## Provided material
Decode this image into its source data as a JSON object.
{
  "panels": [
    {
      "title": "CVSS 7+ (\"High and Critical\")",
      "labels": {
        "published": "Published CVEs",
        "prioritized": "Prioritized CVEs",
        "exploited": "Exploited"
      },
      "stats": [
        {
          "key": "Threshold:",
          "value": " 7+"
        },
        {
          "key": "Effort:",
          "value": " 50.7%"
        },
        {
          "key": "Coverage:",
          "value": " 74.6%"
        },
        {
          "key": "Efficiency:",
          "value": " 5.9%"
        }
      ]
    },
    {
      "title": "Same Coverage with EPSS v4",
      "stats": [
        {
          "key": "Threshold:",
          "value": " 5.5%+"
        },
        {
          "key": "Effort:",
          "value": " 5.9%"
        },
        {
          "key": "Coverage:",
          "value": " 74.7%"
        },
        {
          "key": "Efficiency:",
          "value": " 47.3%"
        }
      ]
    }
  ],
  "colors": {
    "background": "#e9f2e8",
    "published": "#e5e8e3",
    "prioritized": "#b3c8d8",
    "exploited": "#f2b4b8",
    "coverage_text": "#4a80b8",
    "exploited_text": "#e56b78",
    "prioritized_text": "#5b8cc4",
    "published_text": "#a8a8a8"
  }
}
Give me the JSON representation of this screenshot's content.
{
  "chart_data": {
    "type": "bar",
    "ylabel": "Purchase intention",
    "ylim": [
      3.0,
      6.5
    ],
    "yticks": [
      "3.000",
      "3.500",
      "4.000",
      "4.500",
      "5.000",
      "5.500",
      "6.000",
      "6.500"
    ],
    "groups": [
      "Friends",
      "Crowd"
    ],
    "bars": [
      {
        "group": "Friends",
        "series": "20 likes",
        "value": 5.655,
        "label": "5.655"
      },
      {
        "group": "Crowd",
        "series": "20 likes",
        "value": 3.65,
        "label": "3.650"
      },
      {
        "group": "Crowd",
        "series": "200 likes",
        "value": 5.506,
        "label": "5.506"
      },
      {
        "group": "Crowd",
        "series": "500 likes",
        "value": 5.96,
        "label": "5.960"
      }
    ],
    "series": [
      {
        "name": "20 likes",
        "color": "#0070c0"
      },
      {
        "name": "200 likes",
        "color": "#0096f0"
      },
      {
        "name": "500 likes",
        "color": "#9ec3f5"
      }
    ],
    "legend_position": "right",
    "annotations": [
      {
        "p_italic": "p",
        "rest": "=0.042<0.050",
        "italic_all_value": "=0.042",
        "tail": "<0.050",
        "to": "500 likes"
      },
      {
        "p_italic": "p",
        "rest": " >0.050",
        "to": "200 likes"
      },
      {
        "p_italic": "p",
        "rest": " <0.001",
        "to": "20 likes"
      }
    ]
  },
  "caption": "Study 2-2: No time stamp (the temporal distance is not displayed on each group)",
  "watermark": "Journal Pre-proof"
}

## Problem requirements
Go over the data above and copy every line that has the word "CVEs" in it.

## Result of this task
        "published": "Published CVEs",
        "prioritized": "Prioritized CVEs",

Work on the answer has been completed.